Where the data below has the string "면류관을", return the whole line.

··· MATERIAL FOR THIS EXERCISE

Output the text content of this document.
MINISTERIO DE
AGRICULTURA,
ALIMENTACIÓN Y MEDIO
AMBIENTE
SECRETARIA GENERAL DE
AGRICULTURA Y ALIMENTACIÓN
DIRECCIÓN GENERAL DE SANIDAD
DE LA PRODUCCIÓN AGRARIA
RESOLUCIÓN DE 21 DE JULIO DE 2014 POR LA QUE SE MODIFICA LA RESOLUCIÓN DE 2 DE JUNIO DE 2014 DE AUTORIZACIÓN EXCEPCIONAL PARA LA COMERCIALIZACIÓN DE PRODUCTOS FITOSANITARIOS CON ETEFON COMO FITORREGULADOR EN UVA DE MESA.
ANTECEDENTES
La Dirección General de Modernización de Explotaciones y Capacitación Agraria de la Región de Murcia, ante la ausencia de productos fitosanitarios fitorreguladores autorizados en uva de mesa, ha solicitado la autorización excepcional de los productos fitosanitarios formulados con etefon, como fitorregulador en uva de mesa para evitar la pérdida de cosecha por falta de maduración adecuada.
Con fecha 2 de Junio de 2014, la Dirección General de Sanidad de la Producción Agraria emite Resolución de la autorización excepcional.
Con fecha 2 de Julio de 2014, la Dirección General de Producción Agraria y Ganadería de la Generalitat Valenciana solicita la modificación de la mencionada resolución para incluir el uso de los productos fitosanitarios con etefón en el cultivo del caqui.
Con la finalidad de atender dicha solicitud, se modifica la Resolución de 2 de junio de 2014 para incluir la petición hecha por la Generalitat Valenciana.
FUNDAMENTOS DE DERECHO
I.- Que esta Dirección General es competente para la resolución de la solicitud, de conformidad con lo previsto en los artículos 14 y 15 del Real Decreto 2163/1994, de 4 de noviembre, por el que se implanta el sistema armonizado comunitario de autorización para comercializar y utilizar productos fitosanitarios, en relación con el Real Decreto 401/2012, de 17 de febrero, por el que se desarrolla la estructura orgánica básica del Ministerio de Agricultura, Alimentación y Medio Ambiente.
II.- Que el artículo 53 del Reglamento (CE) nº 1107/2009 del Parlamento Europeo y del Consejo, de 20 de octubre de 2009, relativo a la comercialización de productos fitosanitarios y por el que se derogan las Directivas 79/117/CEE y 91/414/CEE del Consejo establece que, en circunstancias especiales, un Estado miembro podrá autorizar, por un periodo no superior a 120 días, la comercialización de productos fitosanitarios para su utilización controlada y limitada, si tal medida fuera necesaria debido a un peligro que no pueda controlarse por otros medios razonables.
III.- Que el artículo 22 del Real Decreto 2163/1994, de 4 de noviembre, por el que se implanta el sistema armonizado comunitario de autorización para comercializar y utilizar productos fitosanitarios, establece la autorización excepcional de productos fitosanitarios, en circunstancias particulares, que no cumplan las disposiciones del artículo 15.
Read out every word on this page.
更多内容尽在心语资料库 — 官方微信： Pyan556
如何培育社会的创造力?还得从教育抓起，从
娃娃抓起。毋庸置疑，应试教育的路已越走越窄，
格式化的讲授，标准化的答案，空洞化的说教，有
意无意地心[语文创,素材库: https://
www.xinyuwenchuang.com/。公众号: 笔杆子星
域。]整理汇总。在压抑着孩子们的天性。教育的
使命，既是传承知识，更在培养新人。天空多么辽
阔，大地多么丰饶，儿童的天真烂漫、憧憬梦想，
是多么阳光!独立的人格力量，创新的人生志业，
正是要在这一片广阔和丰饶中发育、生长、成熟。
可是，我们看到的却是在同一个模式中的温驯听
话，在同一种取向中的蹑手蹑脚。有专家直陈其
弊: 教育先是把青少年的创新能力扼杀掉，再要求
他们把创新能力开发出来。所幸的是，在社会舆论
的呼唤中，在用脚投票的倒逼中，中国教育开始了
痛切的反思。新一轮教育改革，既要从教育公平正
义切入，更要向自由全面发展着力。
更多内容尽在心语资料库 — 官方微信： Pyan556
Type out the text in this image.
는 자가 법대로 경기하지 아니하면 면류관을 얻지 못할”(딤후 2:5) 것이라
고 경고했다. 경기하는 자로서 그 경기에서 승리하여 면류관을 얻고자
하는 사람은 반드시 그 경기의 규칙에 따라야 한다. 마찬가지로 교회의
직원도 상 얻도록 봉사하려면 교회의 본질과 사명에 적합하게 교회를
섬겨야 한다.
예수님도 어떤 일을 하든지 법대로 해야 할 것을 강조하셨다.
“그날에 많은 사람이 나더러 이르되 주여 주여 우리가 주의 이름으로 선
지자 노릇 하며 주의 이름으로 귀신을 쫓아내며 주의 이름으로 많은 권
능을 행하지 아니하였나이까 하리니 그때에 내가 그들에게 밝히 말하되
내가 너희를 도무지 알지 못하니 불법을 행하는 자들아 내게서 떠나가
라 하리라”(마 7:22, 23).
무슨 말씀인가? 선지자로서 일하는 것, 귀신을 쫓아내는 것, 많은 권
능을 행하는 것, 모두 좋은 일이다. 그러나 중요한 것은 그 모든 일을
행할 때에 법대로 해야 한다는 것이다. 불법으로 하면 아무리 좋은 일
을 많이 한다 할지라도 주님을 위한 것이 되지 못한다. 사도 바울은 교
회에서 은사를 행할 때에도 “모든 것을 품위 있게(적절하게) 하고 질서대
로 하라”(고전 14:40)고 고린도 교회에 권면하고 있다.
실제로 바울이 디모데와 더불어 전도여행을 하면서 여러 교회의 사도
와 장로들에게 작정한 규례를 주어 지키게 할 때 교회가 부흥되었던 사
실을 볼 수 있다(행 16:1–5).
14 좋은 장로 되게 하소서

······

**SOLUTION:**
는 자가 법대로 경기하지 아니하면 면류관을 얻지 못할”(딤후 2:5) 것이라
고 경고했다. 경기하는 자로서 그 경기에서 승리하여 면류관을 얻고자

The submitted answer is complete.